YOUR GOAL
Pick out the lines below with "ylabel" and list them.

MATERIAL SUPPLIED
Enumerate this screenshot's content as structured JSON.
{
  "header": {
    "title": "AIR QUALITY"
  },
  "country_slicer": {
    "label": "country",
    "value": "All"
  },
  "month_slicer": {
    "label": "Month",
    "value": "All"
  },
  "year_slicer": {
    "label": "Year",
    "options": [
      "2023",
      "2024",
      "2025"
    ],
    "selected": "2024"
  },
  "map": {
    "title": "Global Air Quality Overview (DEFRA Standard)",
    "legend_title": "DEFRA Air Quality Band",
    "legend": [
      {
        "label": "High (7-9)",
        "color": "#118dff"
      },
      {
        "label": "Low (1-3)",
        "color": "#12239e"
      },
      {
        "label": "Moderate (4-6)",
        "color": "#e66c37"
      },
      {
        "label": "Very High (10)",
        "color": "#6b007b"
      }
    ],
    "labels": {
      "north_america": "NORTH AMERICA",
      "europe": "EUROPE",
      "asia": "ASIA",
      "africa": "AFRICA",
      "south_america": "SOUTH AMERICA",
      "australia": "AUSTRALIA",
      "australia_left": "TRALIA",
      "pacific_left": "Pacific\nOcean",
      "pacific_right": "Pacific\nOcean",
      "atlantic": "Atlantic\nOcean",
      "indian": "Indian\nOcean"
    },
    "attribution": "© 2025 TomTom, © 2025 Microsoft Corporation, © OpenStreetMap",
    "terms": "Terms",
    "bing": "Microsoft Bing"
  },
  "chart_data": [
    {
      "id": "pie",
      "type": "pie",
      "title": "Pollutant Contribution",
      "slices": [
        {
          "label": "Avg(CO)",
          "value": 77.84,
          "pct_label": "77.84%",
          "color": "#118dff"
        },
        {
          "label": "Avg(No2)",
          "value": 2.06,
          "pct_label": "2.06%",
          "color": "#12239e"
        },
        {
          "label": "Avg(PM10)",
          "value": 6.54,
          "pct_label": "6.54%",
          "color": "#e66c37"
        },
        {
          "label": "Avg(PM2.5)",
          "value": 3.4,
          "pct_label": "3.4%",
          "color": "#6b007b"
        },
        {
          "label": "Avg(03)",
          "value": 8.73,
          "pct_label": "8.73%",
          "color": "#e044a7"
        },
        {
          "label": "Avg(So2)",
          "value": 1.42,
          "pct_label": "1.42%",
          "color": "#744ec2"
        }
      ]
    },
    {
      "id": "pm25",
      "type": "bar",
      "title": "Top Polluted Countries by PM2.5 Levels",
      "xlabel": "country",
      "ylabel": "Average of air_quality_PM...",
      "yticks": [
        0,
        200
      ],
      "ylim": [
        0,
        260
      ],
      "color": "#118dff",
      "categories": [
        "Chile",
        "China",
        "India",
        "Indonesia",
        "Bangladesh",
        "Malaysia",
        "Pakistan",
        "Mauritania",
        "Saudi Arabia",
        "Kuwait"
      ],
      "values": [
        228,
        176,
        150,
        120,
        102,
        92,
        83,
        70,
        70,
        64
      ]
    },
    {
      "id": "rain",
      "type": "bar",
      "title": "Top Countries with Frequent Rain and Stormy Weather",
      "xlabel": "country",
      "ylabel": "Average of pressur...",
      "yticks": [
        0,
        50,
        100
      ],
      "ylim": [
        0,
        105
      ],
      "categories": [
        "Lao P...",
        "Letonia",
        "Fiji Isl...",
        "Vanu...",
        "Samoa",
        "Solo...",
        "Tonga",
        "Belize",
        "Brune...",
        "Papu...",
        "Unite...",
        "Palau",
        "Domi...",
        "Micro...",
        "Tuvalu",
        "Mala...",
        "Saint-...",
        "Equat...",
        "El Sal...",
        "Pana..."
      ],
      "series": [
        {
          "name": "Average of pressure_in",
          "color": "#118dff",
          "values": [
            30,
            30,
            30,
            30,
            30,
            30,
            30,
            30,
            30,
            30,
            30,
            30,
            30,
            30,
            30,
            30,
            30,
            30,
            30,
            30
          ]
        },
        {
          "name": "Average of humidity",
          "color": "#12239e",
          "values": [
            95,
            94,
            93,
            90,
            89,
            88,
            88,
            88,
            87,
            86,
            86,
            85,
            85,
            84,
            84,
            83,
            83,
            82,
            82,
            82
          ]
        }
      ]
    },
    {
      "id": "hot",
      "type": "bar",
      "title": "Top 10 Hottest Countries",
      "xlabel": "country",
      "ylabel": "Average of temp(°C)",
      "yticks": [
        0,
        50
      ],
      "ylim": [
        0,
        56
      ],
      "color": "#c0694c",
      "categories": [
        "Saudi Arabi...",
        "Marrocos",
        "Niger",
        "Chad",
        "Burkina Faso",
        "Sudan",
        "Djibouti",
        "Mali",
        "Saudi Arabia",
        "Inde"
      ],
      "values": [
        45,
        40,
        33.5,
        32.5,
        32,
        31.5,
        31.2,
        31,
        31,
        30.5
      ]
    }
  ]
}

WRITTEN REPLY
      "ylabel": "Average of air_quality_PM...",
      "ylabel": "Average of pressur...",
      "ylabel": "Average of temp(°C)",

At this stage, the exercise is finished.